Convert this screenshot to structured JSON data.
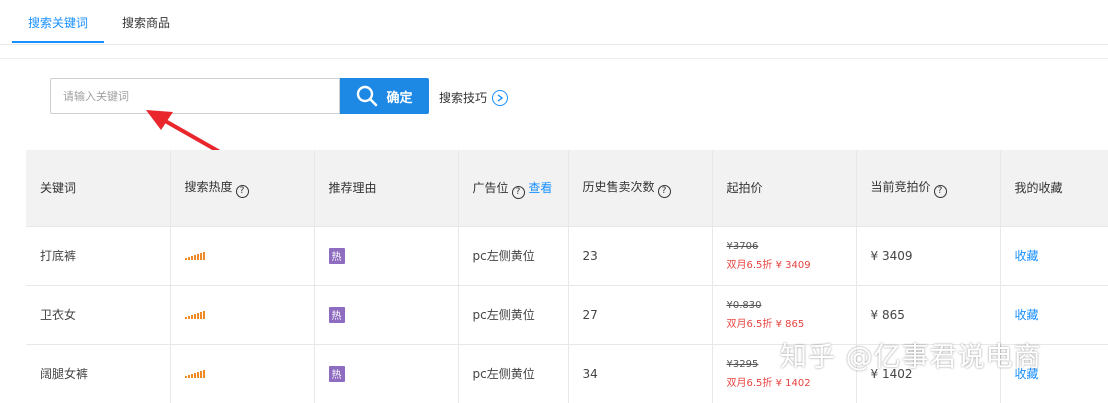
{
  "tabs": [
    {
      "label": "搜索关键词",
      "active": true
    },
    {
      "label": "搜索商品",
      "active": false
    }
  ],
  "search": {
    "placeholder": "请输入关键词",
    "button_label": "确定",
    "tips_label": "搜索技巧"
  },
  "table": {
    "headers": {
      "keyword": "关键词",
      "heat": "搜索热度",
      "reason": "推荐理由",
      "ad_slot": "广告位",
      "ad_slot_link": "查看",
      "history": "历史售卖次数",
      "start_price": "起拍价",
      "current_bid": "当前竞拍价",
      "collect": "我的收藏"
    },
    "rows": [
      {
        "keyword": "打底裤",
        "reason_tag": "热",
        "ad_slot": "pc左侧黄位",
        "history": "23",
        "price_old": "¥3706",
        "price_new": "双月6.5折 ¥ 3409",
        "current_bid": "¥ 3409",
        "collect": "收藏"
      },
      {
        "keyword": "卫衣女",
        "reason_tag": "热",
        "ad_slot": "pc左侧黄位",
        "history": "27",
        "price_old": "¥0.830",
        "price_new": "双月6.5折 ¥ 865",
        "current_bid": "¥ 865",
        "collect": "收藏"
      },
      {
        "keyword": "阔腿女裤",
        "reason_tag": "热",
        "ad_slot": "pc左侧黄位",
        "history": "34",
        "price_old": "¥3295",
        "price_new": "双月6.5折 ¥ 1402",
        "current_bid": "¥ 1402",
        "collect": "收藏"
      }
    ]
  },
  "watermark": "知乎 @亿事君说电商",
  "colors": {
    "accent": "#1890ff",
    "button": "#1e88e5",
    "price_red": "#e64340",
    "heat_orange": "#f08a24",
    "tag_purple": "#8e6cc0",
    "arrow_red": "#e8262b"
  }
}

Prompt — Drop the images and quote the entries word for word.

Result below —
Convert this screenshot to structured JSON data.
{
  "tabs": [
    {
      "label": "搜索关键词",
      "active": true
    },
    {
      "label": "搜索商品",
      "active": false
    }
  ],
  "search": {
    "placeholder": "请输入关键词",
    "button_label": "确定",
    "tips_label": "搜索技巧"
  },
  "table": {
    "headers": {
      "keyword": "关键词",
      "heat": "搜索热度",
      "reason": "推荐理由",
      "ad_slot": "广告位",
      "ad_slot_link": "查看",
      "history": "历史售卖次数",
      "start_price": "起拍价",
      "current_bid": "当前竞拍价",
      "collect": "我的收藏"
    },
    "rows": [
      {
        "keyword": "打底裤",
        "reason_tag": "热",
        "ad_slot": "pc左侧黄位",
        "history": "23",
        "price_old": "¥3706",
        "price_new": "双月6.5折 ¥ 3409",
        "current_bid": "¥ 3409",
        "collect": "收藏"
      },
      {
        "keyword": "卫衣女",
        "reason_tag": "热",
        "ad_slot": "pc左侧黄位",
        "history": "27",
        "price_old": "¥0.830",
        "price_new": "双月6.5折 ¥ 865",
        "current_bid": "¥ 865",
        "collect": "收藏"
      },
      {
        "keyword": "阔腿女裤",
        "reason_tag": "热",
        "ad_slot": "pc左侧黄位",
        "history": "34",
        "price_old": "¥3295",
        "price_new": "双月6.5折 ¥ 1402",
        "current_bid": "¥ 1402",
        "collect": "收藏"
      }
    ]
  },
  "watermark": "知乎 @亿事君说电商",
  "colors": {
    "accent": "#1890ff",
    "button": "#1e88e5",
    "price_red": "#e64340",
    "heat_orange": "#f08a24",
    "tag_purple": "#8e6cc0",
    "arrow_red": "#e8262b"
  }
}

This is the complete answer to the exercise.